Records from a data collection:
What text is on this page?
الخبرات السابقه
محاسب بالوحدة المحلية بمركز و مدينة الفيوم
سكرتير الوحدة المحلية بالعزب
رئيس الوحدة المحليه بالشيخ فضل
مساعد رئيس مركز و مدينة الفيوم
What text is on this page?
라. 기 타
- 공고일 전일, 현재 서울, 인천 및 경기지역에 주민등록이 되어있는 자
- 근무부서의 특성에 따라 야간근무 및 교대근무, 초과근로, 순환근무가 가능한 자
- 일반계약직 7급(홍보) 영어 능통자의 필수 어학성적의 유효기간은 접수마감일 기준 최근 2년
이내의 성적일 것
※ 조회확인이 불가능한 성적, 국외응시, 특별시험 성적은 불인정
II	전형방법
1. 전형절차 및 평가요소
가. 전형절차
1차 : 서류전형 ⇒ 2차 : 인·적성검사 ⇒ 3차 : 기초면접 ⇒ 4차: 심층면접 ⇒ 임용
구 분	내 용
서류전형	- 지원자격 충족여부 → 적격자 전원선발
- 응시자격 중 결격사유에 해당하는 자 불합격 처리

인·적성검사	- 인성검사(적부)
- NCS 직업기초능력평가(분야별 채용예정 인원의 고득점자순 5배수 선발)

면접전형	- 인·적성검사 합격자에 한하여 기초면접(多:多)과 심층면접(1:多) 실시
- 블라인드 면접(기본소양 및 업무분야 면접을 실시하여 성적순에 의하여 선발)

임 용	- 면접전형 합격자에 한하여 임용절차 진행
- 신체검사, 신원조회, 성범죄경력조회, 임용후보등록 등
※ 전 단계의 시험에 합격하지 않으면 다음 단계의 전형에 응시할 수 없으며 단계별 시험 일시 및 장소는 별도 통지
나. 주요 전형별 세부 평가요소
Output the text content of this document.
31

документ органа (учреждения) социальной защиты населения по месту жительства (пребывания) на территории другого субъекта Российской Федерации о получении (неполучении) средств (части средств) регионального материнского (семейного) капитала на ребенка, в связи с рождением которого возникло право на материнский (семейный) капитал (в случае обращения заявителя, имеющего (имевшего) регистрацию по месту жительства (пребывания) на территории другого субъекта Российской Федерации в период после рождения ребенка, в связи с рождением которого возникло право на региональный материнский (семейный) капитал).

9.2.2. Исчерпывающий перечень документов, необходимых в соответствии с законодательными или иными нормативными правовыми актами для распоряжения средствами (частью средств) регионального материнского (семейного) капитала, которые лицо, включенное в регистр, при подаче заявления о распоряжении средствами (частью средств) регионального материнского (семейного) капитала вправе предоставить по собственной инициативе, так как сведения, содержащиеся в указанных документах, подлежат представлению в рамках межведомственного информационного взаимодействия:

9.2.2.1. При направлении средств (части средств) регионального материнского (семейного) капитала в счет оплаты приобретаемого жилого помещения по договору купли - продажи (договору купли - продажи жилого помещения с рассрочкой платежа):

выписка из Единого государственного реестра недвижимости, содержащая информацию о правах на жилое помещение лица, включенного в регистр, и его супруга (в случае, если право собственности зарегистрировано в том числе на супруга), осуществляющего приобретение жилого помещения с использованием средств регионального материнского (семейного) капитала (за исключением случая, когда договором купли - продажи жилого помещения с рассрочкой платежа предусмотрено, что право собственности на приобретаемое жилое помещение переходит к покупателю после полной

Task objective: Extract the listing in its entirety, matching it exactly.

Answer for the task:
What text is on this page?
الخبرات السابقه
محاسب بالوحدة المحلية بمركز و مدينة الفيوم
سكرتير الوحدة المحلية بالعزب
رئيس الوحدة المحليه بالشيخ فضل
مساعد رئيس مركز و مدينة الفيوم
What text is on this page?
라. 기 타
- 공고일 전일, 현재 서울, 인천 및 경기지역에 주민등록이 되어있는 자
- 근무부서의 특성에 따라 야간근무 및 교대근무, 초과근로, 순환근무가 가능한 자
- 일반계약직 7급(홍보) 영어 능통자의 필수 어학성적의 유효기간은 접수마감일 기준 최근 2년
이내의 성적일 것
※ 조회확인이 불가능한 성적, 국외응시, 특별시험 성적은 불인정
II	전형방법
1. 전형절차 및 평가요소
가. 전형절차
1차 : 서류전형 ⇒ 2차 : 인·적성검사 ⇒ 3차 : 기초면접 ⇒ 4차: 심층면접 ⇒ 임용
구 분	내 용
서류전형	- 지원자격 충족여부 → 적격자 전원선발
- 응시자격 중 결격사유에 해당하는 자 불합격 처리

인·적성검사	- 인성검사(적부)
- NCS 직업기초능력평가(분야별 채용예정 인원의 고득점자순 5배수 선발)

면접전형	- 인·적성검사 합격자에 한하여 기초면접(多:多)과 심층면접(1:多) 실시
- 블라인드 면접(기본소양 및 업무분야 면접을 실시하여 성적순에 의하여 선발)

임 용	- 면접전형 합격자에 한하여 임용절차 진행
- 신체검사, 신원조회, 성범죄경력조회, 임용후보등록 등
※ 전 단계의 시험에 합격하지 않으면 다음 단계의 전형에 응시할 수 없으며 단계별 시험 일시 및 장소는 별도 통지
나. 주요 전형별 세부 평가요소
Output the text content of this document.
31

документ органа (учреждения) социальной защиты населения по месту жительства (пребывания) на территории другого субъекта Российской Федерации о получении (неполучении) средств (части средств) регионального материнского (семейного) капитала на ребенка, в связи с рождением которого возникло право на материнский (семейный) капитал (в случае обращения заявителя, имеющего (имевшего) регистрацию по месту жительства (пребывания) на территории другого субъекта Российской Федерации в период после рождения ребенка, в связи с рождением которого возникло право на региональный материнский (семейный) капитал).

9.2.2. Исчерпывающий перечень документов, необходимых в соответствии с законодательными или иными нормативными правовыми актами для распоряжения средствами (частью средств) регионального материнского (семейного) капитала, которые лицо, включенное в регистр, при подаче заявления о распоряжении средствами (частью средств) регионального материнского (семейного) капитала вправе предоставить по собственной инициативе, так как сведения, содержащиеся в указанных документах, подлежат представлению в рамках межведомственного информационного взаимодействия:

9.2.2.1. При направлении средств (части средств) регионального материнского (семейного) капитала в счет оплаты приобретаемого жилого помещения по договору купли - продажи (договору купли - продажи жилого помещения с рассрочкой платежа):

выписка из Единого государственного реестра недвижимости, содержащая информацию о правах на жилое помещение лица, включенного в регистр, и его супруга (в случае, если право собственности зарегистрировано в том числе на супруга), осуществляющего приобретение жилого помещения с использованием средств регионального материнского (семейного) капитала (за исключением случая, когда договором купли - продажи жилого помещения с рассрочкой платежа предусмотрено, что право собственности на приобретаемое жилое помещение переходит к покупателю после полной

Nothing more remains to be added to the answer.